:: TEXTO FUENTE ::

Me bajé del taxi en silencio, no me pareció que sirviera para algo generar algún comentario. Recordé los tiempos en que las dictaduras nos acusaban de “idiotas útiles” a los que dudábamos de sus virtudes. Se me ocurrió que las convicciones que no soportan la duda albergan el temor en el inconsciente, perciben que les queda el dogma o la traición. Son los que van por todo y no soportan la duda o la fisura que implica recuperar el espacio de la libertad.

Siempre recuerdo la frase genial de Albert Camus: “Debería existir el partido de los que no estén seguros de tener razón, sería el mío”. Y me pregunto de donde surgió esta sarta de verdades de fanáticos que no aguantan al que piensa distinto, al que se atreve a dudar. Desde ya, nunca fue el peronismo el que eligió el camino del fanatismo y las certezas, de haberlo hecho no hubiera durado ni siquiera una década. El General nos indicaba no ser “ni sectarios ni excluyentes”. Pero en este caso, en el kirchnerismo, este fanatismo implica un injerto tardío de un pensamiento tan ajeno a su desarrollo como al ejercicio del gobierno. Formé parte de los cuatro años de la presidencia de Néstor Kirchner y a nadie se le hubiera ocurrido referirse a un supuesto modelo ni a nada que se le parezca. El pragmatismo ocupaba el espacio de la virtud y de la debilidad. En el gobierno siguen los mismos ministros de esos tiempos, solo que ahora con pretensiones de ortodoxias ideológicas y eternidades.

Los dogmas implican siempre la degradación de las ideologías. La secta es una manera de separarse de la sociedad, de forzar un espacio que los salve de las dudas que acechan a todo ciudadano común. Y la secta implica una manera de selección, consolida el fanatismo de los leales de la misma manera que expulsa a todos aquellos que no comulgan con el fanatismo. La secta selecciona una sola clase de adherentes, los fanáticos. La secta implica un desarrollo del sueño de ir por todo, sueño que siempre termina en la pesadilla de la minoría en camino hacia la nada. La secta oficialista es un espacio ocupado por la burocracia y sus prebendas, por los funcionarios y empleados y sus beneficios. Esa dura manera de explicar que son los dueños del espacio del bien y las virtudes, esa rígida forma de auto definirse, en ella subyace el germen de su propia perdición.

:::

**CONSIGNA 1**.
Copie el pasaje del texto sobre el fanatismo que va desde "Los dogmas implican" hasta "su propia perdición.", ambos incluidos, y cambie "secta" por "facción".
**CONSIGNA 2**.
Enumere lo que afirma cada oración del último párrafo del texto sobre el fanatismo que tiene como sujeto a la secta.

:: REGISTROS PROPORCIONADOS ::

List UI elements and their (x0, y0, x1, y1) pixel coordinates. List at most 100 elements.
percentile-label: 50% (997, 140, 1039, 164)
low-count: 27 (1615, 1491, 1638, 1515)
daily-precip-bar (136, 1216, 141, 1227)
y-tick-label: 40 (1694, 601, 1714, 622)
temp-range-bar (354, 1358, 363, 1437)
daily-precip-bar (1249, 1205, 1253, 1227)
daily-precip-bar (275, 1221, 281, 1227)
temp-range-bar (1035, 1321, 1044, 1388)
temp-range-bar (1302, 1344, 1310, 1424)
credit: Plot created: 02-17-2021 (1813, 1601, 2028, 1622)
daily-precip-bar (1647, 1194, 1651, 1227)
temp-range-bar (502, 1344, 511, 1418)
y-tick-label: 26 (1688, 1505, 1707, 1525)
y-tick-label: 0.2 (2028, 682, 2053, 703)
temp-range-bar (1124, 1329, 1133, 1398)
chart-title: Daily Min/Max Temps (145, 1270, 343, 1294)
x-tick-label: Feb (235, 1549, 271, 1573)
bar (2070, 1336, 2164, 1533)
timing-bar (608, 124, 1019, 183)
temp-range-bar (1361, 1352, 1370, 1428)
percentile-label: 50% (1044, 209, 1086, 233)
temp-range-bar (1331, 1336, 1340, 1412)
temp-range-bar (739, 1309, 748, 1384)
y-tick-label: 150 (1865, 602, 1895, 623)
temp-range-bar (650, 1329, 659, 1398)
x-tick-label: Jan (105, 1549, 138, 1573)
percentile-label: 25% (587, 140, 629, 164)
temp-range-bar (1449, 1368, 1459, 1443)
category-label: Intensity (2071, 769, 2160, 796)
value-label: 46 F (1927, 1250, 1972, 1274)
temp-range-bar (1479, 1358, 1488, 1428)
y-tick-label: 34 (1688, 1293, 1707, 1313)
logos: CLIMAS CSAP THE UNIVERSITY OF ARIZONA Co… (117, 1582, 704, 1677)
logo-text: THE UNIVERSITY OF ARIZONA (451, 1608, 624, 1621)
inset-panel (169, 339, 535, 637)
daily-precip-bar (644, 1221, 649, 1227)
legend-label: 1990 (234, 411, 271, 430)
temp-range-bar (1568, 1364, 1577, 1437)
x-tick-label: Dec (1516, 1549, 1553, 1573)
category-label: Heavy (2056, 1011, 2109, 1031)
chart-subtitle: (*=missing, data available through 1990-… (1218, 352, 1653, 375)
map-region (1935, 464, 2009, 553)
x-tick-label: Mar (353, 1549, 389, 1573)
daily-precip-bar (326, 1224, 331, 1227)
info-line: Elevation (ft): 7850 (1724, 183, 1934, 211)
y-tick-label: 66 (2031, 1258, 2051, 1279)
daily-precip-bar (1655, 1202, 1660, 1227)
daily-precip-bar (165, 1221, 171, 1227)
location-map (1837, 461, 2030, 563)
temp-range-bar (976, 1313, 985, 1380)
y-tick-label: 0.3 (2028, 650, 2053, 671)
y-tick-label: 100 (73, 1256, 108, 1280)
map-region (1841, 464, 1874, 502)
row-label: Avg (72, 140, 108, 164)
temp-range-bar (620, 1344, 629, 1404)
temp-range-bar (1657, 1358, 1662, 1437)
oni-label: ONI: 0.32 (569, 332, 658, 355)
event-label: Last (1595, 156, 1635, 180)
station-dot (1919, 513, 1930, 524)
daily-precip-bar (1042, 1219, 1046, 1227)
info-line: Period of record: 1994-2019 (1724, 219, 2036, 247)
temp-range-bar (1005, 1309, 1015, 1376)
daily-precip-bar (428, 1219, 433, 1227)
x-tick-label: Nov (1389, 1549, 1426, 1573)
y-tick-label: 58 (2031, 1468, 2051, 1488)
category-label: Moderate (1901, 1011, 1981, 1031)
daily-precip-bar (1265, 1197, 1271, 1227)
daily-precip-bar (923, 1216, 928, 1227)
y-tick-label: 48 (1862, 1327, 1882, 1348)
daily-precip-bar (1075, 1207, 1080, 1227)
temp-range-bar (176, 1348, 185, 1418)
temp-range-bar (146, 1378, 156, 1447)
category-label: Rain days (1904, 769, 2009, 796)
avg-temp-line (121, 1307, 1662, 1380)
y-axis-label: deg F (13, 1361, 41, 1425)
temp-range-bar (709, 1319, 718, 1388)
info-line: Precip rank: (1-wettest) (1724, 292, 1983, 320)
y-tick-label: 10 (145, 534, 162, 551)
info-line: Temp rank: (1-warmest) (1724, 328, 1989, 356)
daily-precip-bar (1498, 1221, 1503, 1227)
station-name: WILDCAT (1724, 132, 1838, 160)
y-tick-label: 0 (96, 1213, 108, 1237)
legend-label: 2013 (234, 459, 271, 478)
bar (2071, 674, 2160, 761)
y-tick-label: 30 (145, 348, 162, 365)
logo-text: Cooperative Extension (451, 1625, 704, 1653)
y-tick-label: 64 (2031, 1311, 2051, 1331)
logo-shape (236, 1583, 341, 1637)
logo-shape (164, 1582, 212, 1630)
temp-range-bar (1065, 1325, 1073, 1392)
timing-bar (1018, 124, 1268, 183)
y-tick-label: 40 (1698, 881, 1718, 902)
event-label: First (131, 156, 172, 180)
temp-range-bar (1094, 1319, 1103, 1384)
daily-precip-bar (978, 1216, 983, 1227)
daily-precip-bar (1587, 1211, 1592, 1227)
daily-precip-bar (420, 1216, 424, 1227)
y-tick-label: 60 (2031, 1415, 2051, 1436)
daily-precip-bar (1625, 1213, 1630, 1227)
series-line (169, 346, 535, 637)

:::

**SU RESPUESTA 1**.
Los dogmas implican siempre la degradación de las ideologías. La facción es una manera de separarse de la sociedad, de forzar un espacio que los salve de las dudas que acechan a todo ciudadano común. Y la facción implica una manera de selección, consolida el fanatismo de los leales de la misma manera que expulsa a todos aquellos que no comulgan con el fanatismo. La facción selecciona una sola clase de adherentes, los fanáticos. La facción implica un desarrollo del sueño de ir por todo, sueño que siempre termina en la pesadilla de la minoría en camino hacia la nada. La facción oficialista es un espacio ocupado por la burocracia y sus prebendas, por los funcionarios y empleados y sus beneficios. Esa dura manera de explicar que son los dueños del espacio del bien y las virtudes, esa rígida forma de auto definirse, en ella subyace el germen de su propia perdición.

**SU RESPUESTA 2**.
- Es una manera de separarse de la sociedad, de forzar un espacio que los salve de las dudas que acechan a todo ciudadano común.
- Implica una manera de selección: consolida el fanatismo de los leales de la misma manera que expulsa a todos aquellos que no comulgan con el fanatismo.
- Selecciona una sola clase de adherentes, los fanáticos.
- Implica un desarrollo del sueño de ir por todo, sueño que siempre termina en la pesadilla de la minoría en camino hacia la nada.
- La secta oficialista es un espacio ocupado por la burocracia y sus prebendas, por los funcionarios y empleados y sus beneficios.